- To do: Gather all lines in the data that hold the string "積雪以外".

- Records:
● ● ●

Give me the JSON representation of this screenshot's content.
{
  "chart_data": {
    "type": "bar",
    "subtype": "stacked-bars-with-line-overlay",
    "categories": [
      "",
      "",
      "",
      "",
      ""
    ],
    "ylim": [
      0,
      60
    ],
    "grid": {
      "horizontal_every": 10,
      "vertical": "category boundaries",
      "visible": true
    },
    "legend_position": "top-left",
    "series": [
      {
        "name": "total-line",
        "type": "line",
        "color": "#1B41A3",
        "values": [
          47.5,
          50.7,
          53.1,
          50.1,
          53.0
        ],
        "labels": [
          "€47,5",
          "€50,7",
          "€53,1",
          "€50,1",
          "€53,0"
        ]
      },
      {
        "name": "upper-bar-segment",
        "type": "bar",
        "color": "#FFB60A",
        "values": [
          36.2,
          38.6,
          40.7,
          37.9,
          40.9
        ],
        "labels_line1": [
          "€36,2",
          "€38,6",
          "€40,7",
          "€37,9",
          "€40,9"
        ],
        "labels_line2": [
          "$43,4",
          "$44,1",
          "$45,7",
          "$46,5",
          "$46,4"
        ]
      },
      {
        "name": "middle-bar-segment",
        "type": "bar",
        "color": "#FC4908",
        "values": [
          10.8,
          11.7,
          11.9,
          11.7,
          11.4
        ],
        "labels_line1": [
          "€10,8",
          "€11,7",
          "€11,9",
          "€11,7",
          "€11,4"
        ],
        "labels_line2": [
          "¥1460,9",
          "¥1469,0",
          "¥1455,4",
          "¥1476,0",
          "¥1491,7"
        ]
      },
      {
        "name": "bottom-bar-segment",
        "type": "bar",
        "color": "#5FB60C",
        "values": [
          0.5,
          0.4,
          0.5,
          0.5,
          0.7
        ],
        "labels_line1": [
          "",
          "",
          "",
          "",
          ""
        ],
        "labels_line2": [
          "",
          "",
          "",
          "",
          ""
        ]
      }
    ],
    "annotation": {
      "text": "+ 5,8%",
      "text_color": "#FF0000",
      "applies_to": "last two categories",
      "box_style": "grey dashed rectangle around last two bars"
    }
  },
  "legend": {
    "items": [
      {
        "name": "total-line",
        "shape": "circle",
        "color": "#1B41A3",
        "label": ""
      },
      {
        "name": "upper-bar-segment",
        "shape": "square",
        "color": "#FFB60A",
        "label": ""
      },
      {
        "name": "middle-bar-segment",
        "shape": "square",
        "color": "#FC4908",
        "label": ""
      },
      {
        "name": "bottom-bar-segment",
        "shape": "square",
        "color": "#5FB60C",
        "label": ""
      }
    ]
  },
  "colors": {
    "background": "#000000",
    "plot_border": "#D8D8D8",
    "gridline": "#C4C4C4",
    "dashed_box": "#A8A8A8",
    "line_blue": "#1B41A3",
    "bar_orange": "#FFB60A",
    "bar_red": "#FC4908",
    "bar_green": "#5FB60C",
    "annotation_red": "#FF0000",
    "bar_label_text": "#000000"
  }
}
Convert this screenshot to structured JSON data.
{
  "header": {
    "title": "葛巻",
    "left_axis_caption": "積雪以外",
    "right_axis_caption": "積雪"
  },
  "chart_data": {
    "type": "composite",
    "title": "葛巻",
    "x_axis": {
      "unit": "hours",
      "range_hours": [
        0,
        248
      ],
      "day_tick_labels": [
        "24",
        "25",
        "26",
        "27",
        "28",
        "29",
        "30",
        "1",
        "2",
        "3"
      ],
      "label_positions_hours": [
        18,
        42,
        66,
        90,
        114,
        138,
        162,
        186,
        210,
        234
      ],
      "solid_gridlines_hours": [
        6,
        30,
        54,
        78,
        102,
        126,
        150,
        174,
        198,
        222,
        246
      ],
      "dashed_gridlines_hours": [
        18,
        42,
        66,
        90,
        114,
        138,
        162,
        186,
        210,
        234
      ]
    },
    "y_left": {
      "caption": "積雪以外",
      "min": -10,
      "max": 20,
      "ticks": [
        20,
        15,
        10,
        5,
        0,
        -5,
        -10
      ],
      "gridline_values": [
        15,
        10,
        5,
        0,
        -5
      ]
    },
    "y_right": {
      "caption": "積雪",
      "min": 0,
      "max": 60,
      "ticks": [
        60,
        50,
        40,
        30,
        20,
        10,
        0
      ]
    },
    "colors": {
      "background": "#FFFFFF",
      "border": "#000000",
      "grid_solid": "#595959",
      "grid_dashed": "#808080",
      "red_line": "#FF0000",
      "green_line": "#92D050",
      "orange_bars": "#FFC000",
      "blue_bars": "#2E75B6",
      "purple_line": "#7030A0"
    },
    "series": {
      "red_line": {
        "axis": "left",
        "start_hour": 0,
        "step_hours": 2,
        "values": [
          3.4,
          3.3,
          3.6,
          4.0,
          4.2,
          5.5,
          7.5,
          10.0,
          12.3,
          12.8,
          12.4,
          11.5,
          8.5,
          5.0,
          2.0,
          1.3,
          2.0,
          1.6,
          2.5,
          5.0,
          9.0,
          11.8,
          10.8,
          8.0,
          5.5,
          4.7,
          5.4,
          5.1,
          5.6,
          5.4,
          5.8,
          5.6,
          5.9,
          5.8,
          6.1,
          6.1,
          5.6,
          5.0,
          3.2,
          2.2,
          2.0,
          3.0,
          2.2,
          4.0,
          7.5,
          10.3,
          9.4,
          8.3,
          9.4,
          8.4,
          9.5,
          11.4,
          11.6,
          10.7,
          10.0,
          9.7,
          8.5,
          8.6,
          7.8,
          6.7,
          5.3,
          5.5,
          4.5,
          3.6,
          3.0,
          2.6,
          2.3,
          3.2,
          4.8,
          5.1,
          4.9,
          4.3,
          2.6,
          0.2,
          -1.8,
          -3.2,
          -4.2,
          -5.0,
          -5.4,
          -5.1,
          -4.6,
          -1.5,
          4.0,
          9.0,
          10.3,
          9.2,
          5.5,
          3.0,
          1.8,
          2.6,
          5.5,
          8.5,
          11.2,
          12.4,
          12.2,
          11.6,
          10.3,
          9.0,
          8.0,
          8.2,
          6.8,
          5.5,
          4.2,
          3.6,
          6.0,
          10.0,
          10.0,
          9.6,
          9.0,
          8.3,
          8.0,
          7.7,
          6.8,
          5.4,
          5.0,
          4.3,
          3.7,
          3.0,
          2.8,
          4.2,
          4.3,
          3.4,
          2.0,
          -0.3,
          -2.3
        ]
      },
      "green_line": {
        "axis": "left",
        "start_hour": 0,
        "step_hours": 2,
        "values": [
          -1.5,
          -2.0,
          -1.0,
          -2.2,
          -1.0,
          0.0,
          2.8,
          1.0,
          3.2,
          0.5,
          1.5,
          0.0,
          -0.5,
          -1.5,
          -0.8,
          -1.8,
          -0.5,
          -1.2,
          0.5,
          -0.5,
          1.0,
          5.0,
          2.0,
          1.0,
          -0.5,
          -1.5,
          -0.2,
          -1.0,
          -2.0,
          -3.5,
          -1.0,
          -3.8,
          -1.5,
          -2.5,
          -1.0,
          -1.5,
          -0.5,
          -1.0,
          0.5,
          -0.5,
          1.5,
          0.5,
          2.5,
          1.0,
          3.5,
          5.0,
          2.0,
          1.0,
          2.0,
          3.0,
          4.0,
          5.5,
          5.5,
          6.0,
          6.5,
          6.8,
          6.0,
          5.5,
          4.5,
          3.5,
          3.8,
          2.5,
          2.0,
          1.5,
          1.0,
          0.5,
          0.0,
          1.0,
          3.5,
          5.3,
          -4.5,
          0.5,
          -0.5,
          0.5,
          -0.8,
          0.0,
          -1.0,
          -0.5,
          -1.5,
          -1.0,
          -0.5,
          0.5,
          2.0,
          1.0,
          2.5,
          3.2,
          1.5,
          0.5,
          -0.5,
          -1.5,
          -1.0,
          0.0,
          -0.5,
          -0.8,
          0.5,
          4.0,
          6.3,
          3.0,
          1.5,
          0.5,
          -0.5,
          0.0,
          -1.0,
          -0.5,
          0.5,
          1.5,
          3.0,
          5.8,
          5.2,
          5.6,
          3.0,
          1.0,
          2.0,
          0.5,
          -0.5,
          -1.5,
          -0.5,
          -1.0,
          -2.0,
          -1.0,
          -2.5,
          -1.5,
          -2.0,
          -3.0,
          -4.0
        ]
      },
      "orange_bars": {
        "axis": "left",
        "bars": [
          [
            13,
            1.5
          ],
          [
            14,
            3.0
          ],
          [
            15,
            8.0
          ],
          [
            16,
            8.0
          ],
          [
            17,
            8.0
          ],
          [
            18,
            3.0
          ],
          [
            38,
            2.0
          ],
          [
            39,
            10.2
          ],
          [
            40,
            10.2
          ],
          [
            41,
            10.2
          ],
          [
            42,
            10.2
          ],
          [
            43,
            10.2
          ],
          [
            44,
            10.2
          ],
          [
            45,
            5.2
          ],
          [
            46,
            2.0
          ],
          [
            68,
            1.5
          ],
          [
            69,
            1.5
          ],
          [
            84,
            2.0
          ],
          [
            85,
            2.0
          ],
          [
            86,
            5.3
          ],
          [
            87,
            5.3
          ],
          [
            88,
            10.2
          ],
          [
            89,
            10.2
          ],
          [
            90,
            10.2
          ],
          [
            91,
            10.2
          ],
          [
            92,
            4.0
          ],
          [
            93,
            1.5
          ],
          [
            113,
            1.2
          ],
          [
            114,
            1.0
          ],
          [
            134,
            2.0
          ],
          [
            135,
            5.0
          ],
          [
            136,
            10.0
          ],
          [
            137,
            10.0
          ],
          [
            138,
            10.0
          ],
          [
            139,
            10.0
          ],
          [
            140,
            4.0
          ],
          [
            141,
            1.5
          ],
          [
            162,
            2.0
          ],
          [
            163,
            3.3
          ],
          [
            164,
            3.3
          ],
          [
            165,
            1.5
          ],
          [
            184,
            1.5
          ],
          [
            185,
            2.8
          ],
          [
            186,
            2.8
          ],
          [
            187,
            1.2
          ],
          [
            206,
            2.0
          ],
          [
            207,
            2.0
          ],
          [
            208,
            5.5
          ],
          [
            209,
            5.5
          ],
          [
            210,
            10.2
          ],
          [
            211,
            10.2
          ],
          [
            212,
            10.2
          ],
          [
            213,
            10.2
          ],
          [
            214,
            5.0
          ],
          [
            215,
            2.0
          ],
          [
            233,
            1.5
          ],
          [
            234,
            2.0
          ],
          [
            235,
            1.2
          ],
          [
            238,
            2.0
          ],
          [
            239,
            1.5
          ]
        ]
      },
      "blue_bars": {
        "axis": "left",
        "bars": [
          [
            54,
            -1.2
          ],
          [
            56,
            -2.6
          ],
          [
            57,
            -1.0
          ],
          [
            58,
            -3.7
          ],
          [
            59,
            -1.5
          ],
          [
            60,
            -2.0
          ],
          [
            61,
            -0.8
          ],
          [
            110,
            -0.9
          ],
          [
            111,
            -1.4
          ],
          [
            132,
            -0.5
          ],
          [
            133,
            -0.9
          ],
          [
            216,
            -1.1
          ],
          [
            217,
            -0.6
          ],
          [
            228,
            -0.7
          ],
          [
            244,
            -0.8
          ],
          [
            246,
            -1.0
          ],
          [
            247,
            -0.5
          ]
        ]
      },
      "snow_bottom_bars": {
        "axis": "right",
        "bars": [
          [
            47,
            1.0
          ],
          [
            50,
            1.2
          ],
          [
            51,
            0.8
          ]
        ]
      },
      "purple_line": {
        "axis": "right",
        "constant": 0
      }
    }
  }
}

● ● ●

- Response:
    "left_axis_caption": "積雪以外",
      "caption": "積雪以外",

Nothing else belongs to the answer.